## Aim of the task
Copy out all lines carrying the word "reste".

* BEGIN Records for the exercise *

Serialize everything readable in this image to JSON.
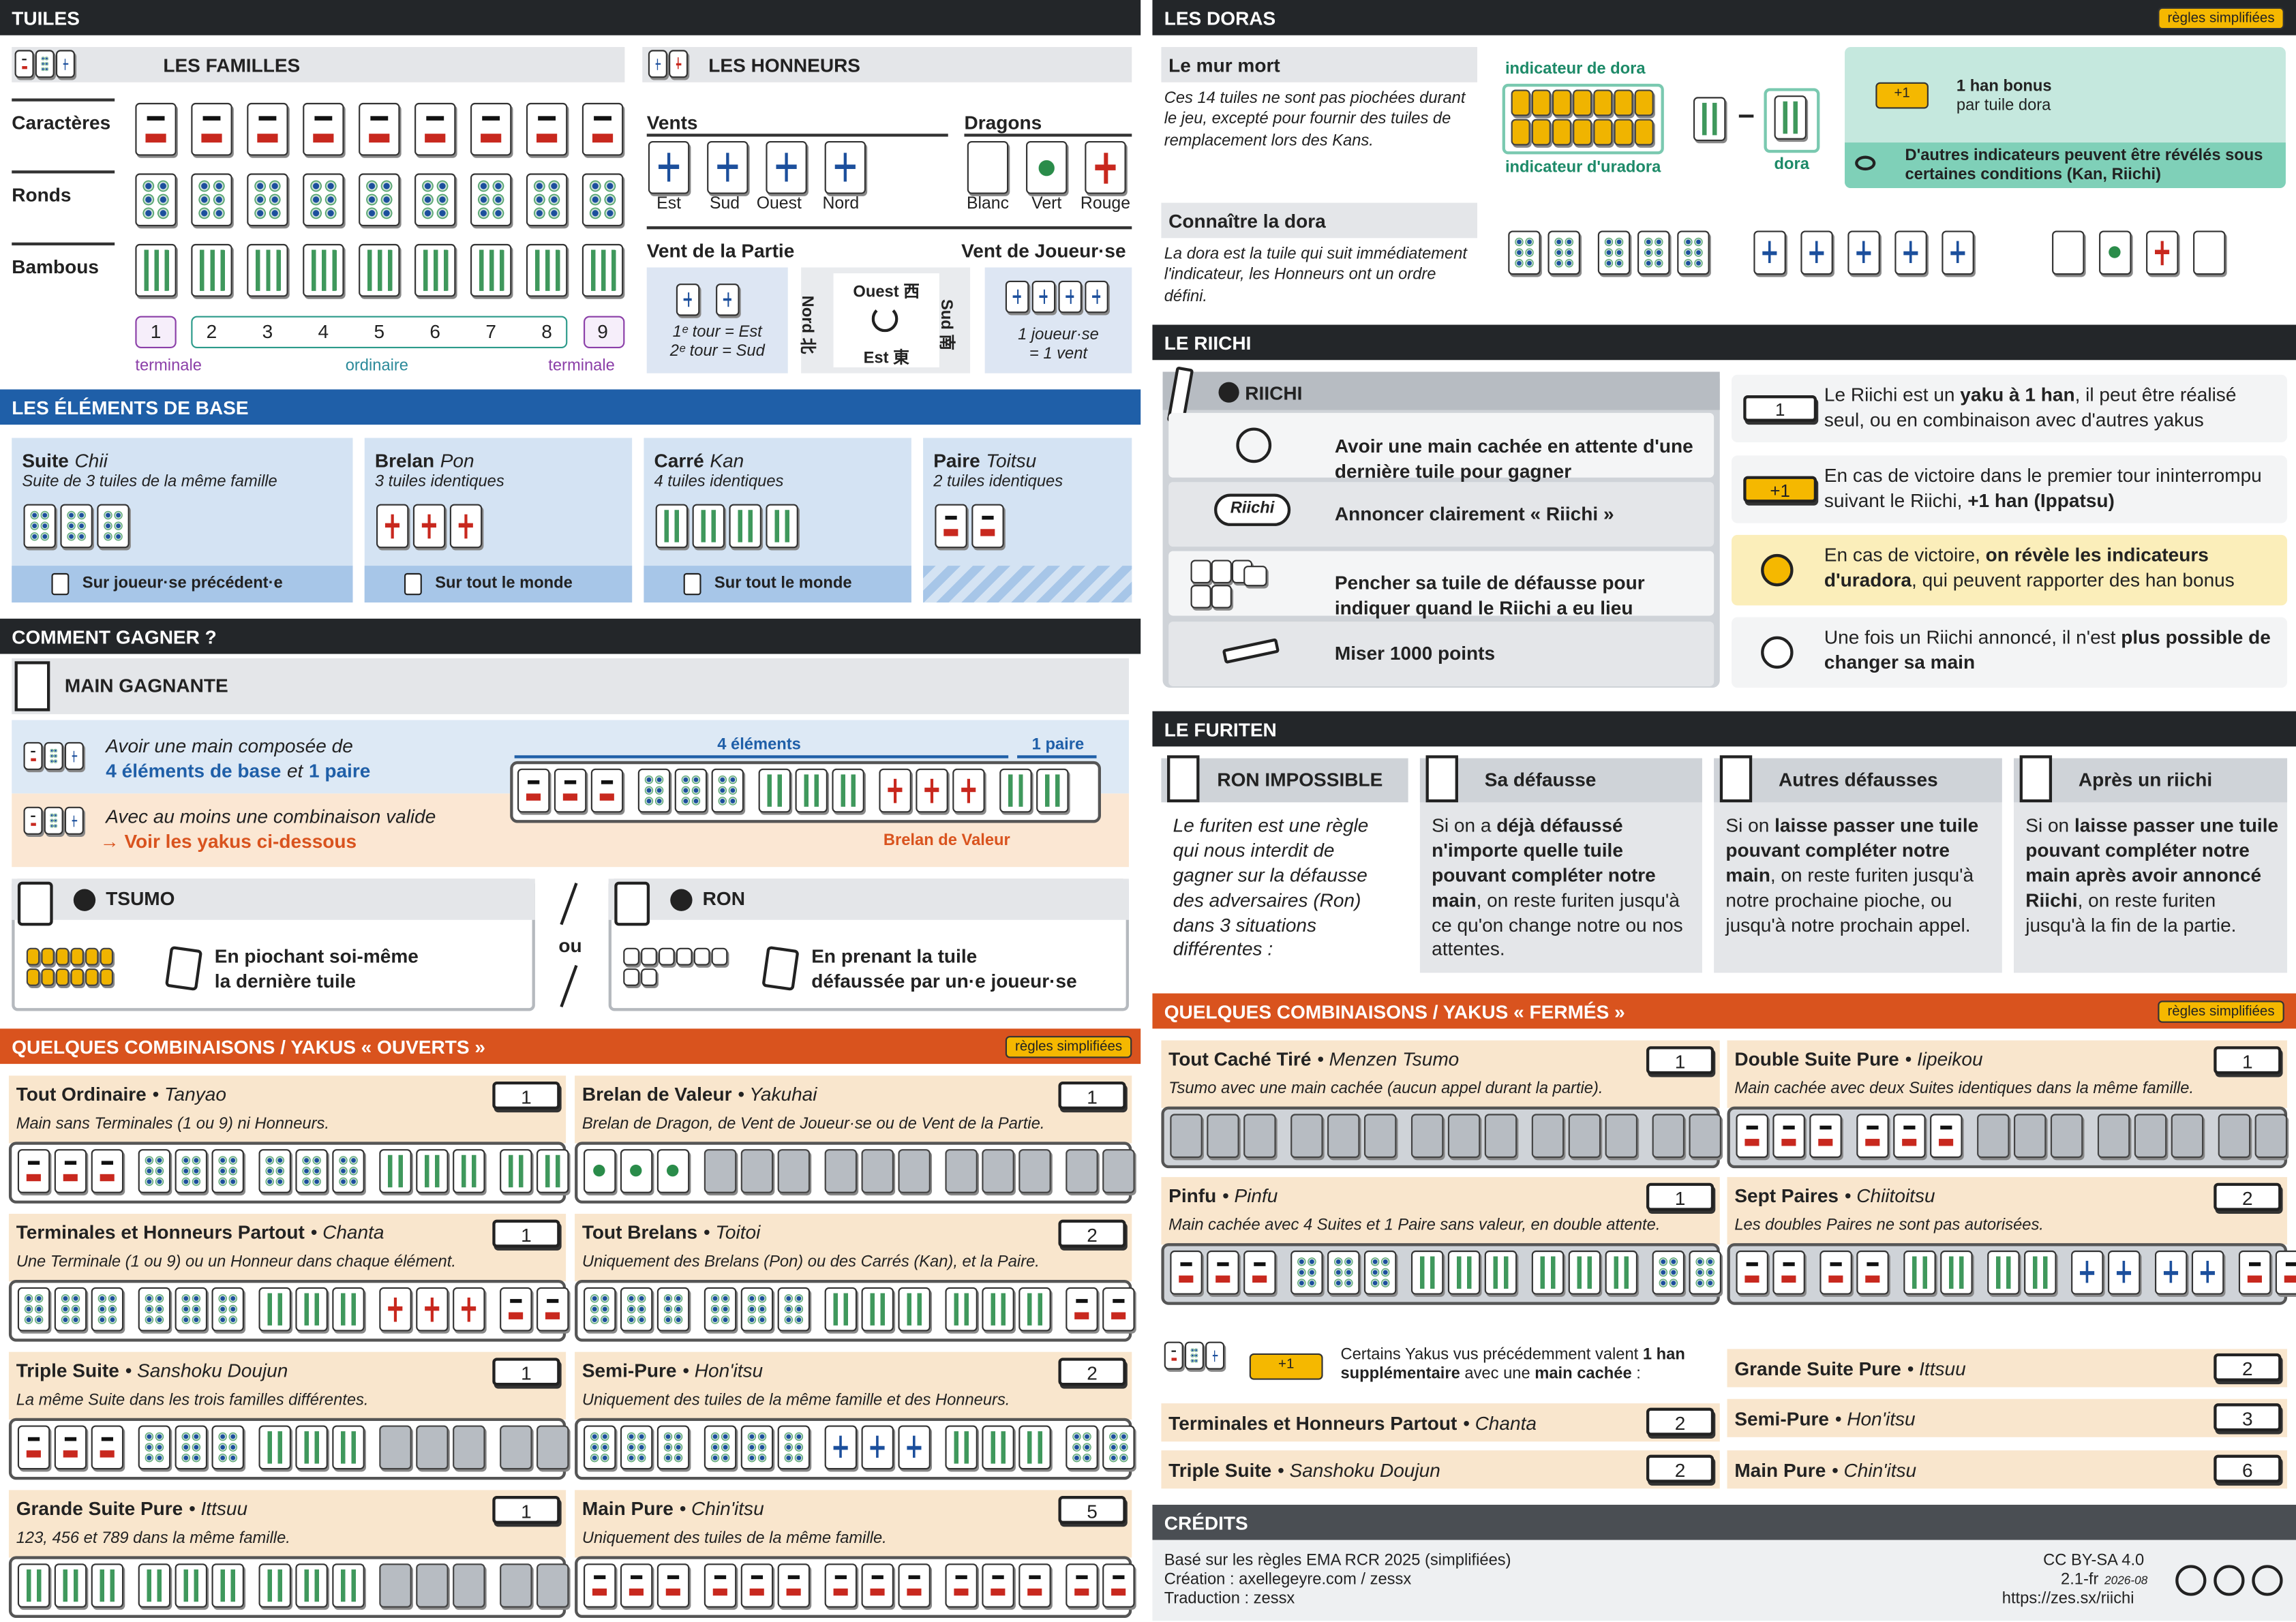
{
  "tuiles": {
    "title": "TUILES",
    "familles": {
      "title": "LES FAMILLES",
      "rows": [
        "Caractères",
        "Ronds",
        "Bambous"
      ],
      "numbers": [
        1,
        2,
        3,
        4,
        5,
        6,
        7,
        8,
        9
      ],
      "ranges": [
        "terminale",
        "ordinaire",
        "terminale"
      ]
    },
    "honneurs": {
      "title": "LES HONNEURS",
      "vents_title": "Vents",
      "vents": [
        "Est",
        "Sud",
        "Ouest",
        "Nord"
      ],
      "dragons_title": "Dragons",
      "dragons": [
        "Blanc",
        "Vert",
        "Rouge"
      ]
    },
    "vent_partie": {
      "title": "Vent de la Partie",
      "lines": [
        "1ᵉ tour = Est",
        "2ᵉ tour = Sud"
      ]
    },
    "compass": {
      "top": "Ouest 西",
      "bottom": "Est 東",
      "left": "Nord 北",
      "right": "Sud 南"
    },
    "vent_joueur": {
      "title": "Vent de Joueur·se",
      "lines": [
        "1 joueur·se",
        "= 1 vent"
      ]
    }
  },
  "elements": {
    "title": "LES ÉLÉMENTS DE BASE",
    "items": [
      {
        "name": "Suite",
        "jp": "Chii",
        "desc": "Suite de 3 tuiles de la même famille",
        "call": "Sur joueur·se précédent·e"
      },
      {
        "name": "Brelan",
        "jp": "Pon",
        "desc": "3 tuiles identiques",
        "call": "Sur tout le monde"
      },
      {
        "name": "Carré",
        "jp": "Kan",
        "desc": "4 tuiles identiques",
        "call": "Sur tout le monde"
      },
      {
        "name": "Paire",
        "jp": "Toitsu",
        "desc": "2 tuiles identiques"
      }
    ]
  },
  "gagner": {
    "title": "COMMENT GAGNER ?",
    "main": "MAIN GAGNANTE",
    "intro": "Avoir une main composée de",
    "composition": [
      "4 éléments de base",
      "et",
      "1 paire"
    ],
    "elements_label": "4 éléments",
    "pair_label": "1 paire",
    "valid": "Avec au moins une combinaison valide",
    "see_yakus": "→ Voir les yakus ci-dessous",
    "brelan": "Brelan de Valeur",
    "tsumo": {
      "title": "TSUMO",
      "lines": [
        "En piochant soi-même",
        "la dernière tuile"
      ]
    },
    "ou": "ou",
    "ron": {
      "title": "RON",
      "lines": [
        "En prenant la tuile",
        "défaussée par un·e joueur·se"
      ]
    }
  },
  "ouverts": {
    "title": "QUELQUES COMBINAISONS / YAKUS « OUVERTS »",
    "badge": "règles simplifiées",
    "yakus": [
      {
        "name": "Tout Ordinaire",
        "jp": "• Tanyao",
        "han": 1,
        "desc": "Main sans Terminales (1 ou 9) ni Honneurs."
      },
      {
        "name": "Terminales et Honneurs Partout",
        "jp": "• Chanta",
        "han": 1,
        "desc": "Une Terminale (1 ou 9) ou un Honneur dans chaque élément."
      },
      {
        "name": "Triple Suite",
        "jp": "• Sanshoku Doujun",
        "han": 1,
        "desc": "La même Suite dans les trois familles différentes."
      },
      {
        "name": "Grande Suite Pure",
        "jp": "• Ittsuu",
        "han": 1,
        "desc": "123, 456 et 789 dans la même famille."
      },
      {
        "name": "Brelan de Valeur",
        "jp": "• Yakuhai",
        "han": 1,
        "desc": "Brelan de Dragon, de Vent de Joueur·se ou de Vent de la Partie."
      },
      {
        "name": "Tout Brelans",
        "jp": "• Toitoi",
        "han": 2,
        "desc": "Uniquement des Brelans (Pon) ou des Carrés (Kan), et la Paire."
      },
      {
        "name": "Semi-Pure",
        "jp": "• Hon'itsu",
        "han": 2,
        "desc": "Uniquement des tuiles de la même famille et des Honneurs."
      },
      {
        "name": "Main Pure",
        "jp": "• Chin'itsu",
        "han": 5,
        "desc": "Uniquement des tuiles de la même famille."
      }
    ]
  },
  "doras": {
    "title": "LES DORAS",
    "badge": "règles simplifiées",
    "mur": {
      "title": "Le mur mort",
      "text": "Ces 14 tuiles ne sont pas piochées durant le jeu, excepté pour fournir des tuiles de remplacement lors des Kans."
    },
    "indicator": "indicateur de dora",
    "ura_indicator": "indicateur d'uradora",
    "dora": "dora",
    "bonus": {
      "badge": "+1",
      "lines": [
        "1 han bonus",
        "par tuile dora"
      ],
      "note": "D'autres indicateurs peuvent être révélés sous certaines conditions (Kan, Riichi)"
    },
    "connaitre": {
      "title": "Connaître la dora",
      "text": "La dora est la tuile qui suit immédiatement l'indicateur, les Honneurs ont un ordre défini."
    }
  },
  "riichi": {
    "title": "LE RIICHI",
    "box_title": "RIICHI",
    "icon_label": "Riichi",
    "steps": [
      "Avoir une main cachée en attente d'une dernière tuile pour gagner",
      "Annoncer clairement « Riichi »",
      "Pencher sa tuile de défausse pour indiquer quand le Riichi a eu lieu",
      "Miser 1000 points"
    ],
    "notes": [
      {
        "badge": "1",
        "text": [
          "Le Riichi est un ",
          "yaku à 1 han",
          ", il peut être réalisé seul, ou en combinaison avec d'autres yakus"
        ]
      },
      {
        "badge": "+1",
        "text": [
          "En cas de victoire dans le premier tour ininterrompu suivant le Riichi, ",
          "+1 han (Ippatsu)"
        ]
      },
      {
        "text": [
          "En cas de victoire, ",
          "on révèle les indicateurs d'uradora",
          ", qui peuvent rapporter des han bonus"
        ]
      },
      {
        "text": [
          "Une fois un Riichi annoncé, il n'est ",
          "plus possible de changer sa main"
        ]
      }
    ]
  },
  "furiten": {
    "title": "LE FURITEN",
    "columns": [
      {
        "title": "RON IMPOSSIBLE",
        "text": "Le furiten est une règle qui nous interdit de gagner sur la défausse des adversaires (Ron) dans 3 situations différentes :"
      },
      {
        "title": "Sa défausse",
        "text": [
          "Si on a ",
          "déjà défaussé n'importe quelle tuile pouvant compléter notre main",
          ", on reste furiten jusqu'à ce qu'on change notre ou nos attentes."
        ]
      },
      {
        "title": "Autres défausses",
        "text": [
          "Si on ",
          "laisse passer une tuile pouvant compléter notre main",
          ", on reste furiten jusqu'à notre prochaine pioche, ou jusqu'à notre prochain appel."
        ]
      },
      {
        "title": "Après un riichi",
        "text": [
          "Si on ",
          "laisse passer une tuile pouvant compléter notre main après avoir annoncé Riichi",
          ", on reste furiten jusqu'à la fin de la partie."
        ]
      }
    ]
  },
  "fermes": {
    "title": "QUELQUES COMBINAISONS / YAKUS « FERMÉS »",
    "badge": "règles simplifiées",
    "yakus": [
      {
        "name": "Tout Caché Tiré",
        "jp": "• Menzen Tsumo",
        "han": 1,
        "desc": "Tsumo avec une main cachée (aucun appel durant la partie)."
      },
      {
        "name": "Pinfu",
        "jp": "• Pinfu",
        "han": 1,
        "desc": "Main cachée avec 4 Suites et 1 Paire sans valeur, en double attente."
      },
      {
        "name": "Double Suite Pure",
        "jp": "• Iipeikou",
        "han": 1,
        "desc": "Main cachée avec deux Suites identiques dans la même famille."
      },
      {
        "name": "Sept Paires",
        "jp": "• Chiitoitsu",
        "han": 2,
        "desc": "Les doubles Paires ne sont pas autorisées."
      }
    ],
    "bonus": {
      "badge": "+1",
      "text": [
        "Certains Yakus vus précédemment valent ",
        "1 han supplémentaire",
        " avec une ",
        "main cachée",
        " :"
      ]
    },
    "bonus_yakus": [
      {
        "name": "Terminales et Honneurs Partout",
        "jp": "• Chanta",
        "han": 2
      },
      {
        "name": "Triple Suite",
        "jp": "• Sanshoku Doujun",
        "han": 2
      },
      {
        "name": "Grande Suite Pure",
        "jp": "• Ittsuu",
        "han": 2
      },
      {
        "name": "Semi-Pure",
        "jp": "• Hon'itsu",
        "han": 3
      },
      {
        "name": "Main Pure",
        "jp": "• Chin'itsu",
        "han": 6
      }
    ]
  },
  "credits": {
    "title": "CRÉDITS",
    "lines": [
      "Basé sur les règles EMA RCR 2025 (simplifiées)",
      "Création : axellegeyre.com / zessx",
      "Traduction : zessx"
    ],
    "license": "CC BY-SA 4.0",
    "version": "2.1-fr",
    "date": "2026-08",
    "url": "https://zes.sx/riichi"
  }
}
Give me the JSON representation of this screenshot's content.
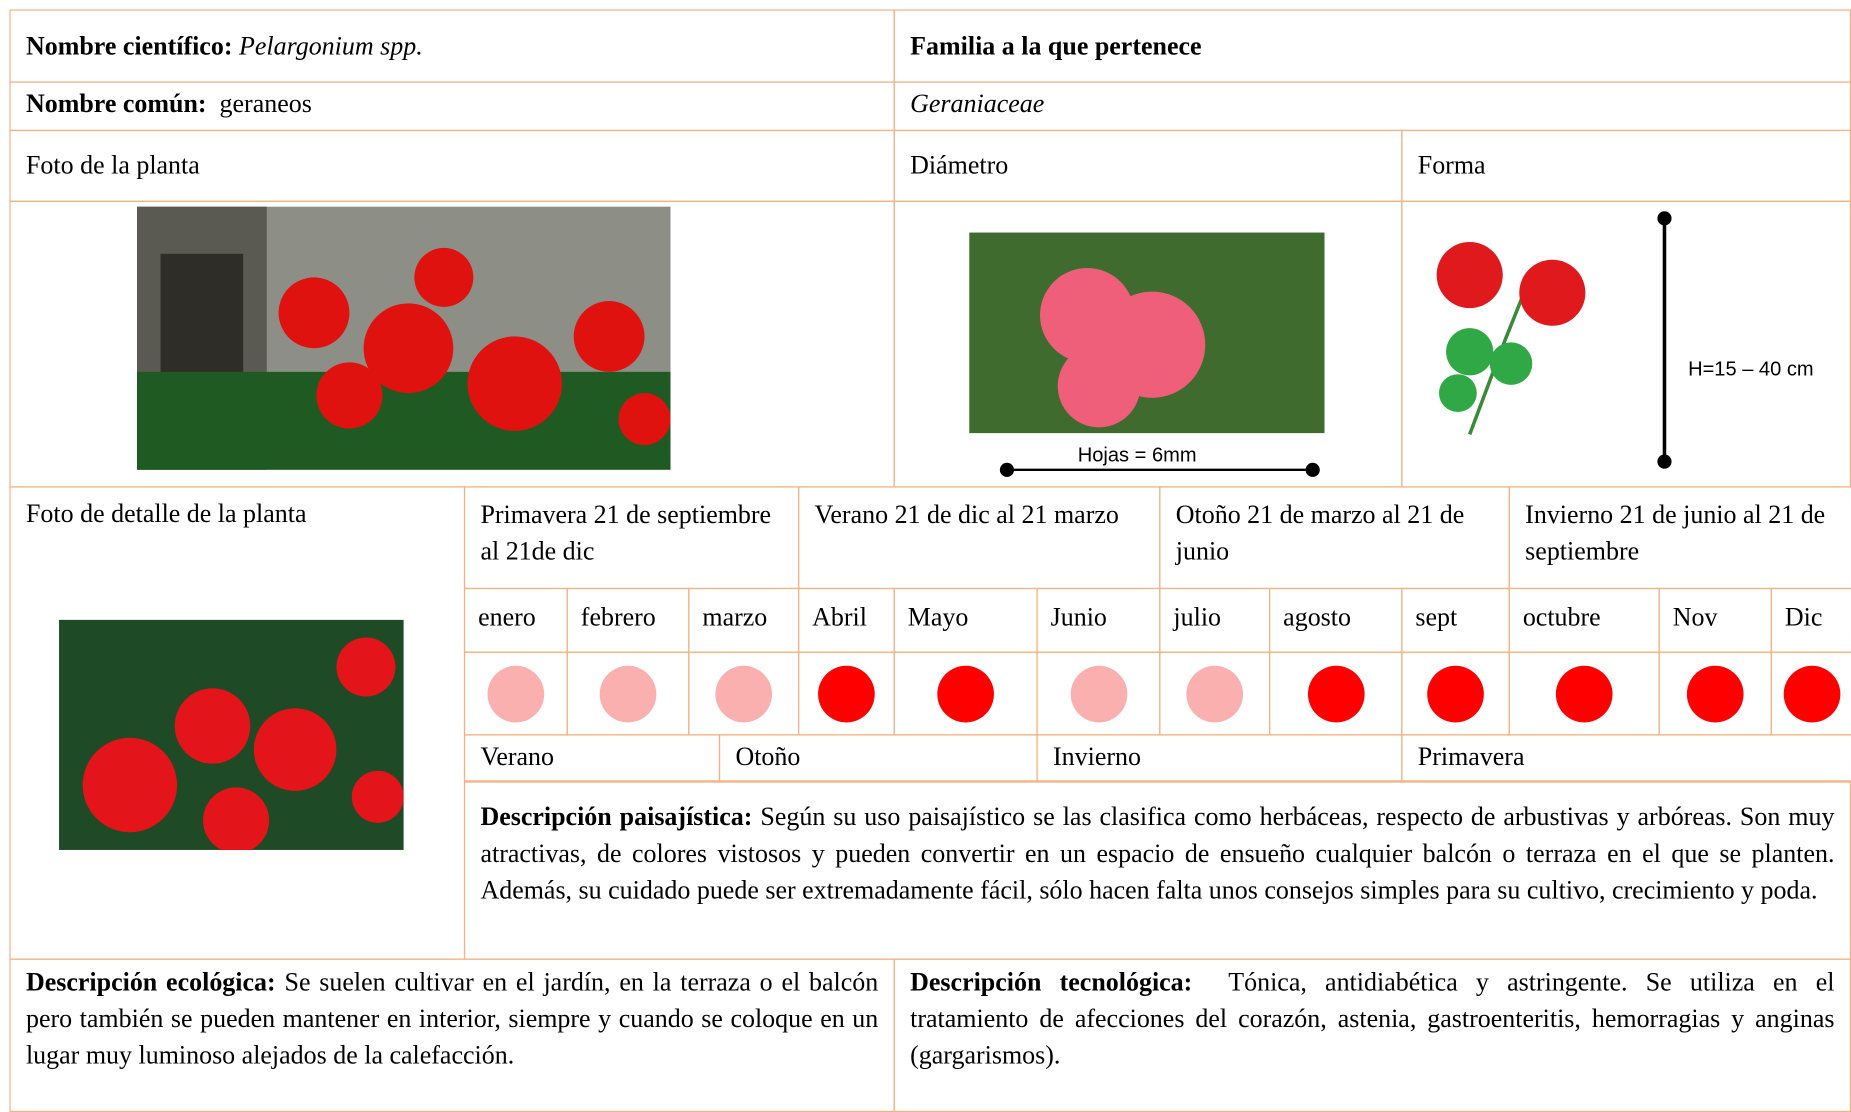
{
  "header": {
    "scientific_name_label": "Nombre científico:",
    "scientific_name": "Pelargonium spp.",
    "family_label": "Familia a la que pertenece",
    "common_name_label": "Nombre común:",
    "common_name": "geraneos",
    "family": "Geraniaceae"
  },
  "photo_label": "Foto de la planta",
  "diameter_label": "Diámetro",
  "shape_label": "Forma",
  "diameter_annotation": "Hojas = 6mm",
  "height_annotation": "H=15 – 40 cm",
  "detail_photo_label": "Foto de detalle de la planta",
  "seasons_top": [
    "Primavera 21 de septiembre al 21de dic",
    "Verano 21 de dic al 21 marzo",
    "Otoño 21 de marzo al 21 de junio",
    "Invierno 21 de junio al 21 de septiembre"
  ],
  "months": [
    {
      "name": "enero",
      "color": "#fbb0b0"
    },
    {
      "name": "febrero",
      "color": "#fbb0b0"
    },
    {
      "name": "marzo",
      "color": "#fbb0b0"
    },
    {
      "name": "Abril",
      "color": "#ff0000"
    },
    {
      "name": "Mayo",
      "color": "#ff0000"
    },
    {
      "name": "Junio",
      "color": "#fbb0b0"
    },
    {
      "name": "julio",
      "color": "#fbb0b0"
    },
    {
      "name": "agosto",
      "color": "#ff0000"
    },
    {
      "name": "sept",
      "color": "#ff0000"
    },
    {
      "name": "octubre",
      "color": "#ff0000"
    },
    {
      "name": "Nov",
      "color": "#ff0000"
    },
    {
      "name": "Dic",
      "color": "#ff0000"
    }
  ],
  "seasons_bottom": [
    "Verano",
    "Otoño",
    "Invierno",
    "Primavera"
  ],
  "descriptions": {
    "landscape_label": "Descripción paisajística:",
    "landscape": "Según su uso paisajístico se las clasifica como herbáceas, respecto de arbustivas y arbóreas. Son muy atractivas, de colores vistosos y pueden convertir en un espacio de ensueño cualquier balcón o terraza en el que se planten. Además, su cuidado puede ser extremadamente fácil, sólo hacen falta unos consejos simples para su cultivo, crecimiento y poda.",
    "ecological_label": "Descripción ecológica:",
    "ecological": "Se suelen cultivar en el jardín, en la terraza o el balcón pero también se pueden mantener en interior, siempre y cuando se coloque en un lugar muy luminoso alejados de la calefacción.",
    "technological_label": "Descripción tecnológica:",
    "technological": "Tónica, antidiabética y astringente. Se utiliza en el tratamiento de afecciones del corazón, astenia, gastroenteritis, hemorragias y anginas (gargarismos)."
  }
}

* END Records for the exercise *

## Exercise response
          ", on reste furiten jusqu'à ce qu'on change notre ou nos attentes."
          ", on reste furiten jusqu'à notre prochaine pioche, ou jusqu'à notre prochain appel."
          ", on reste furiten jusqu'à la fin de la partie."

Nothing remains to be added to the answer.